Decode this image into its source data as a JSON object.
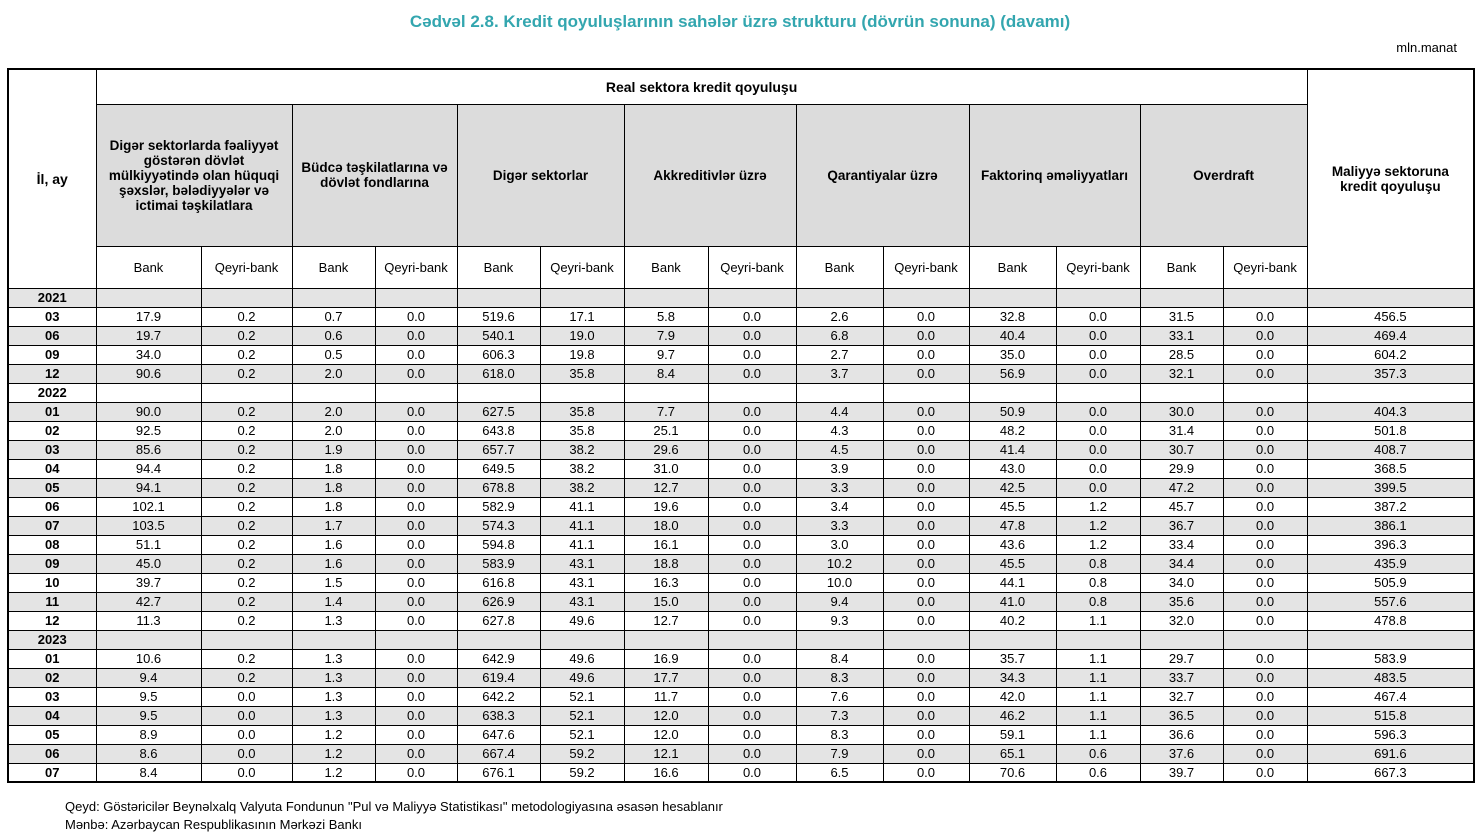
{
  "title": "Cədvəl 2.8. Kredit qoyuluşlarının sahələr üzrə strukturu (dövrün sonuna) (davamı)",
  "unit": "mln.manat",
  "colors": {
    "title_teal": "#33A6AF",
    "header_fill": "#DCDCDC",
    "stripe_fill": "#E4E4E4"
  },
  "table": {
    "il_ay_label": "İl, ay",
    "real_sector_label": "Real sektora kredit qoyuluşu",
    "financial_sector_label": "Maliyyə sektoruna kredit qoyuluşu",
    "bank_label": "Bank",
    "qeyri_bank_label": "Qeyri-bank",
    "groups": [
      {
        "label": "Digər sektorlarda fəaliyyət göstərən dövlət mülkiyyətində olan hüquqi şəxslər, bələdiyyələr və ictimai təşkilatlara"
      },
      {
        "label": "Büdcə təşkilatlarına və dövlət fondlarına"
      },
      {
        "label": "Digər sektorlar"
      },
      {
        "label": "Akkreditivlər üzrə"
      },
      {
        "label": "Qarantiyalar üzrə"
      },
      {
        "label": "Faktorinq əməliyyatları"
      },
      {
        "label": "Overdraft"
      }
    ],
    "sections": [
      {
        "year": "2021",
        "rows": [
          {
            "month": "03",
            "values": [
              "17.9",
              "0.2",
              "0.7",
              "0.0",
              "519.6",
              "17.1",
              "5.8",
              "0.0",
              "2.6",
              "0.0",
              "32.8",
              "0.0",
              "31.5",
              "0.0",
              "456.5"
            ]
          },
          {
            "month": "06",
            "values": [
              "19.7",
              "0.2",
              "0.6",
              "0.0",
              "540.1",
              "19.0",
              "7.9",
              "0.0",
              "6.8",
              "0.0",
              "40.4",
              "0.0",
              "33.1",
              "0.0",
              "469.4"
            ]
          },
          {
            "month": "09",
            "values": [
              "34.0",
              "0.2",
              "0.5",
              "0.0",
              "606.3",
              "19.8",
              "9.7",
              "0.0",
              "2.7",
              "0.0",
              "35.0",
              "0.0",
              "28.5",
              "0.0",
              "604.2"
            ]
          },
          {
            "month": "12",
            "values": [
              "90.6",
              "0.2",
              "2.0",
              "0.0",
              "618.0",
              "35.8",
              "8.4",
              "0.0",
              "3.7",
              "0.0",
              "56.9",
              "0.0",
              "32.1",
              "0.0",
              "357.3"
            ]
          }
        ]
      },
      {
        "year": "2022",
        "rows": [
          {
            "month": "01",
            "values": [
              "90.0",
              "0.2",
              "2.0",
              "0.0",
              "627.5",
              "35.8",
              "7.7",
              "0.0",
              "4.4",
              "0.0",
              "50.9",
              "0.0",
              "30.0",
              "0.0",
              "404.3"
            ]
          },
          {
            "month": "02",
            "values": [
              "92.5",
              "0.2",
              "2.0",
              "0.0",
              "643.8",
              "35.8",
              "25.1",
              "0.0",
              "4.3",
              "0.0",
              "48.2",
              "0.0",
              "31.4",
              "0.0",
              "501.8"
            ]
          },
          {
            "month": "03",
            "values": [
              "85.6",
              "0.2",
              "1.9",
              "0.0",
              "657.7",
              "38.2",
              "29.6",
              "0.0",
              "4.5",
              "0.0",
              "41.4",
              "0.0",
              "30.7",
              "0.0",
              "408.7"
            ]
          },
          {
            "month": "04",
            "values": [
              "94.4",
              "0.2",
              "1.8",
              "0.0",
              "649.5",
              "38.2",
              "31.0",
              "0.0",
              "3.9",
              "0.0",
              "43.0",
              "0.0",
              "29.9",
              "0.0",
              "368.5"
            ]
          },
          {
            "month": "05",
            "values": [
              "94.1",
              "0.2",
              "1.8",
              "0.0",
              "678.8",
              "38.2",
              "12.7",
              "0.0",
              "3.3",
              "0.0",
              "42.5",
              "0.0",
              "47.2",
              "0.0",
              "399.5"
            ]
          },
          {
            "month": "06",
            "values": [
              "102.1",
              "0.2",
              "1.8",
              "0.0",
              "582.9",
              "41.1",
              "19.6",
              "0.0",
              "3.4",
              "0.0",
              "45.5",
              "1.2",
              "45.7",
              "0.0",
              "387.2"
            ]
          },
          {
            "month": "07",
            "values": [
              "103.5",
              "0.2",
              "1.7",
              "0.0",
              "574.3",
              "41.1",
              "18.0",
              "0.0",
              "3.3",
              "0.0",
              "47.8",
              "1.2",
              "36.7",
              "0.0",
              "386.1"
            ]
          },
          {
            "month": "08",
            "values": [
              "51.1",
              "0.2",
              "1.6",
              "0.0",
              "594.8",
              "41.1",
              "16.1",
              "0.0",
              "3.0",
              "0.0",
              "43.6",
              "1.2",
              "33.4",
              "0.0",
              "396.3"
            ]
          },
          {
            "month": "09",
            "values": [
              "45.0",
              "0.2",
              "1.6",
              "0.0",
              "583.9",
              "43.1",
              "18.8",
              "0.0",
              "10.2",
              "0.0",
              "45.5",
              "0.8",
              "34.4",
              "0.0",
              "435.9"
            ]
          },
          {
            "month": "10",
            "values": [
              "39.7",
              "0.2",
              "1.5",
              "0.0",
              "616.8",
              "43.1",
              "16.3",
              "0.0",
              "10.0",
              "0.0",
              "44.1",
              "0.8",
              "34.0",
              "0.0",
              "505.9"
            ]
          },
          {
            "month": "11",
            "values": [
              "42.7",
              "0.2",
              "1.4",
              "0.0",
              "626.9",
              "43.1",
              "15.0",
              "0.0",
              "9.4",
              "0.0",
              "41.0",
              "0.8",
              "35.6",
              "0.0",
              "557.6"
            ]
          },
          {
            "month": "12",
            "values": [
              "11.3",
              "0.2",
              "1.3",
              "0.0",
              "627.8",
              "49.6",
              "12.7",
              "0.0",
              "9.3",
              "0.0",
              "40.2",
              "1.1",
              "32.0",
              "0.0",
              "478.8"
            ]
          }
        ]
      },
      {
        "year": "2023",
        "rows": [
          {
            "month": "01",
            "values": [
              "10.6",
              "0.2",
              "1.3",
              "0.0",
              "642.9",
              "49.6",
              "16.9",
              "0.0",
              "8.4",
              "0.0",
              "35.7",
              "1.1",
              "29.7",
              "0.0",
              "583.9"
            ]
          },
          {
            "month": "02",
            "values": [
              "9.4",
              "0.2",
              "1.3",
              "0.0",
              "619.4",
              "49.6",
              "17.7",
              "0.0",
              "8.3",
              "0.0",
              "34.3",
              "1.1",
              "33.7",
              "0.0",
              "483.5"
            ]
          },
          {
            "month": "03",
            "values": [
              "9.5",
              "0.0",
              "1.3",
              "0.0",
              "642.2",
              "52.1",
              "11.7",
              "0.0",
              "7.6",
              "0.0",
              "42.0",
              "1.1",
              "32.7",
              "0.0",
              "467.4"
            ]
          },
          {
            "month": "04",
            "values": [
              "9.5",
              "0.0",
              "1.3",
              "0.0",
              "638.3",
              "52.1",
              "12.0",
              "0.0",
              "7.3",
              "0.0",
              "46.2",
              "1.1",
              "36.5",
              "0.0",
              "515.8"
            ]
          },
          {
            "month": "05",
            "values": [
              "8.9",
              "0.0",
              "1.2",
              "0.0",
              "647.6",
              "52.1",
              "12.0",
              "0.0",
              "8.3",
              "0.0",
              "59.1",
              "1.1",
              "36.6",
              "0.0",
              "596.3"
            ]
          },
          {
            "month": "06",
            "values": [
              "8.6",
              "0.0",
              "1.2",
              "0.0",
              "667.4",
              "59.2",
              "12.1",
              "0.0",
              "7.9",
              "0.0",
              "65.1",
              "0.6",
              "37.6",
              "0.0",
              "691.6"
            ]
          },
          {
            "month": "07",
            "values": [
              "8.4",
              "0.0",
              "1.2",
              "0.0",
              "676.1",
              "59.2",
              "16.6",
              "0.0",
              "6.5",
              "0.0",
              "70.6",
              "0.6",
              "39.7",
              "0.0",
              "667.3"
            ]
          }
        ]
      }
    ]
  },
  "notes": [
    "Qeyd: Göstəricilər Beynəlxalq Valyuta Fondunun \"Pul və Maliyyə Statistikası\" metodologiyasına əsasən hesablanır",
    "Mənbə: Azərbaycan Respublikasının Mərkəzi Bankı"
  ]
}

Written task: From the listing above, copy every line that includes the word "Maliyyə".

Exercise output:
    "financial_sector_label": "Maliyyə sektoruna kredit qoyuluşu",
    "Qeyd: Göstəricilər Beynəlxalq Valyuta Fondunun \"Pul və Maliyyə Statistikası\" metodologiyasına əsasən hesablanır",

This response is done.